> **Extract to read**
____

June 24, 2020 By fiona

Which brings me to the last painting in this Town House in Lockdown exhibition. It’s by James Mackinnon and it’s an appropriate one to end with as the very first piece of East End art I encountered was by James. It was a long while ago in 1994 and ‘London Fields East: The Ghetto’ was an exhibition at the Museum of London and the memory of peering in through the windows of that extraordinary model of Ellingfort Road in Hackney stayed with me for a long while afterwards. The street was due to be demolished, but was being occupied by squatters at the time, many of them artists.

So, as my journey with East London art started unwittingly with a piece by James Mackinnon, it feels fitting that this lockdown exhibition should end with his Tower at Night, London Fields from 2012. It was the last in a series of paintings of the area around London Fields where he used to live.

To me this has that magical sense of a perfectly still night, that beautiful moon shining, not a breath of wind, like some of the beautiful nights with a spectacular moon we’ve had in lockdown. No cars out, or people walking around but the sense that people are still there in a multi coloured patchwork of urban life.  When I stood in the gallery and looked at this painting I wondered what it would look like if someone switched those lights off….

____

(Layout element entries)
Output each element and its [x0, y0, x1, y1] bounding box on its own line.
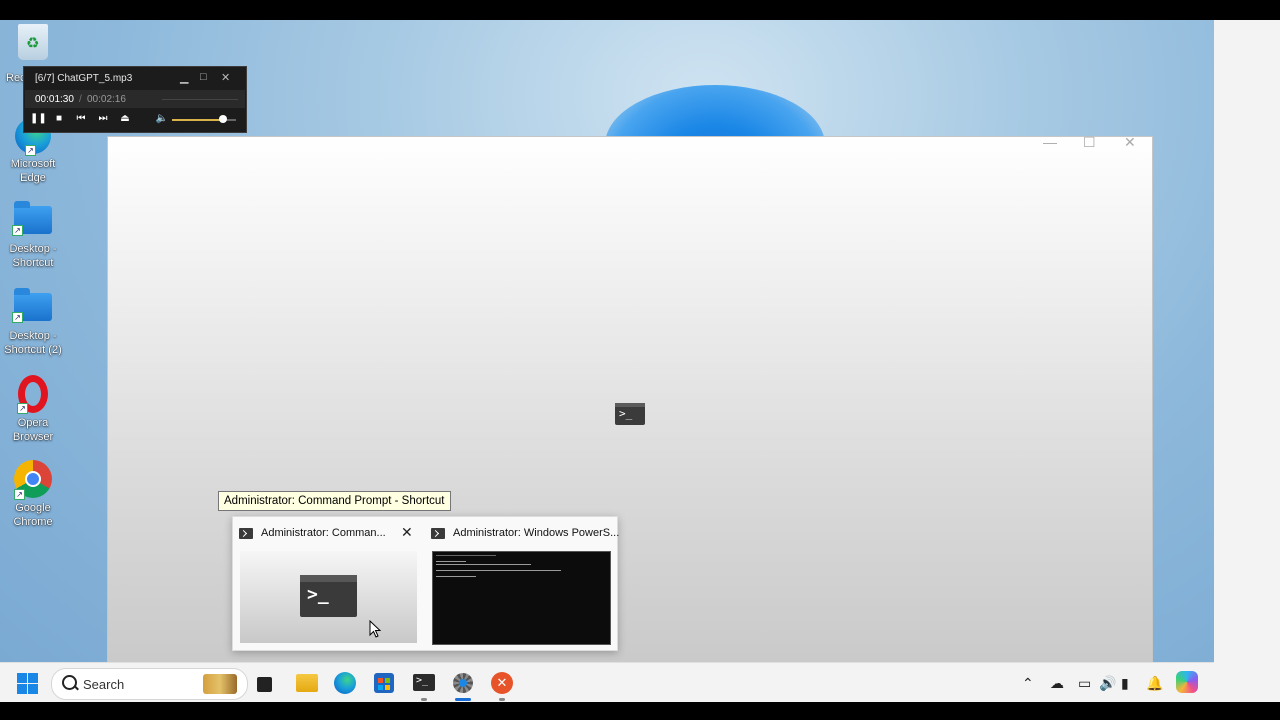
close-icon[interactable]: ✕ — [401, 524, 413, 541]
file-explorer-icon[interactable] — [296, 674, 318, 692]
thumbnail-title: Administrator: Comman... — [261, 527, 386, 539]
thumbnail-command-prompt[interactable]: Administrator: Comman... ✕ >_ — [233, 517, 423, 650]
thumbnail-title: Administrator: Windows PowerS... — [453, 527, 620, 539]
mouse-cursor-icon — [369, 620, 381, 638]
desktop-icon-chrome[interactable]: ↗ Google Chrome — [4, 460, 62, 529]
desktop-icon-recycle-bin[interactable]: ♻ Rec — [4, 24, 62, 84]
desktop-icon-label: Opera Browser — [12, 417, 54, 443]
speaker-icon[interactable]: 🔈 — [155, 112, 169, 126]
desktop-icon-label: Desktop - Shortcut — [9, 243, 57, 269]
right-margin — [1214, 20, 1280, 702]
tooltip: Administrator: Command Prompt - Shortcut — [218, 491, 451, 511]
maximize-icon[interactable]: □ — [200, 71, 207, 83]
previous-icon[interactable]: ⏮ — [74, 112, 88, 126]
maximize-icon[interactable]: ☐ — [1083, 134, 1096, 151]
volume-icon[interactable]: 🔊 — [1099, 675, 1116, 692]
minimize-icon[interactable]: — — [1043, 134, 1057, 150]
seek-bar[interactable] — [162, 99, 238, 100]
shortcut-arrow-icon: ↗ — [25, 145, 36, 156]
search-box[interactable]: Search — [51, 668, 248, 700]
desktop-icon-label: Google Chrome — [13, 502, 53, 528]
settings-icon[interactable] — [452, 672, 474, 694]
desktop-icon-desktop-shortcut-2[interactable]: ↗ Desktop - Shortcut (2) — [4, 288, 62, 357]
task-view-icon[interactable] — [257, 677, 272, 692]
top-black-bar — [0, 0, 1280, 20]
shortcut-arrow-icon: ↗ — [17, 403, 28, 414]
close-icon[interactable]: ✕ — [1124, 134, 1136, 151]
thumbnail-powershell[interactable]: Administrator: Windows PowerS... — [425, 517, 619, 650]
notification-bell-icon[interactable]: 🔔 — [1146, 675, 1163, 692]
copilot-icon[interactable] — [1176, 671, 1198, 693]
battery-icon[interactable]: ▮ — [1121, 675, 1129, 692]
terminal-icon — [431, 528, 445, 539]
total-time: 00:02:16 — [87, 94, 126, 105]
time-separator: / — [79, 94, 82, 105]
minimize-icon[interactable]: ▁ — [180, 71, 188, 84]
current-time: 00:01:30 — [35, 94, 74, 105]
next-icon[interactable]: ⏭ — [96, 112, 110, 126]
close-icon[interactable]: ✕ — [221, 71, 230, 84]
running-indicator — [421, 698, 427, 701]
start-icon[interactable] — [17, 673, 39, 695]
terminal-icon[interactable]: >_ — [413, 674, 435, 691]
network-icon[interactable]: ▭ — [1078, 675, 1091, 692]
search-icon — [62, 675, 77, 690]
bottom-black-bar — [0, 702, 1280, 720]
desktop-icon-label: Microsoft Edge — [10, 158, 56, 184]
close-app-icon[interactable]: ✕ — [491, 672, 513, 694]
taskbar-right — [1176, 662, 1280, 702]
running-indicator — [499, 698, 505, 701]
shortcut-arrow-icon: ↗ — [12, 312, 23, 323]
eject-icon[interactable]: ⏏ — [118, 112, 132, 126]
terminal-icon: >_ — [300, 575, 357, 617]
desktop-icon-opera[interactable]: ↗ Opera Browser — [4, 375, 62, 444]
edge-icon[interactable] — [334, 672, 356, 694]
desktop-icon-label: Desktop - Shortcut (2) — [4, 330, 62, 356]
opera-icon: ↗ — [17, 375, 48, 414]
folder-icon: ↗ — [12, 201, 52, 236]
thumbnail-preview — [432, 551, 611, 645]
volume-knob[interactable] — [219, 115, 227, 123]
active-indicator — [455, 698, 471, 701]
search-highlight-icon — [203, 674, 237, 694]
chevron-up-icon[interactable]: ⌃ — [1022, 675, 1034, 692]
terminal-icon: >_ — [615, 403, 645, 425]
stop-icon[interactable]: ■ — [52, 112, 66, 126]
pause-icon[interactable]: ❚❚ — [30, 112, 47, 126]
store-icon[interactable] — [374, 673, 394, 693]
onedrive-icon[interactable]: ☁ — [1050, 675, 1064, 692]
folder-icon: ↗ — [12, 288, 52, 323]
desktop-icon-desktop-shortcut[interactable]: ↗ Desktop - Shortcut — [4, 201, 62, 270]
track-title: [6/7] ChatGPT_5.mp3 — [35, 73, 133, 84]
shortcut-arrow-icon: ↗ — [14, 489, 25, 500]
taskbar: Search >_ ✕ ⌃ ☁ ▭ 🔊 ▮ 🔔 — [0, 662, 1214, 703]
recycle-bin-icon: ♻ — [18, 24, 48, 60]
terminal-icon — [239, 528, 253, 539]
media-player[interactable]: [6/7] ChatGPT_5.mp3 ▁ □ ✕ 00:01:30 / 00:… — [23, 66, 247, 133]
shortcut-arrow-icon: ↗ — [12, 225, 23, 236]
taskbar-thumbnail-popup: Administrator: Comman... ✕ >_ Administra… — [232, 516, 619, 651]
search-placeholder: Search — [83, 677, 125, 692]
chrome-icon: ↗ — [14, 460, 52, 500]
thumbnail-preview: >_ — [240, 551, 417, 643]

____

> **Things to do**
1 – In the text on the lockdown exhibition, rewrite everything from "Which brings me" down to "of them artists.", changing "squatters" to "occupiers".
2 – Name every exhibition and painting that the text on the lockdown exhibition identifies by title.

> **Responses to the exercise**
1 –
Which brings me to the last painting in this Town House in Lockdown exhibition. It’s by James Mackinnon and it’s an appropriate one to end with as the very first piece of East End art I encountered was by James. It was a long while ago in 1994 and ‘London Fields East: The Ghetto’ was an exhibition at the Museum of London and the memory of peering in through the windows of that extraordinary model of Ellingfort Road in Hackney stayed with me for a long while afterwards. The street was due to be demolished, but was being occupied by occupiers at the time, many of them artists.

2 –
- Town House in Lockdown (exhibition)
- London Fields East: The Ghetto (exhibition)
- Tower at Night, London Fields (painting)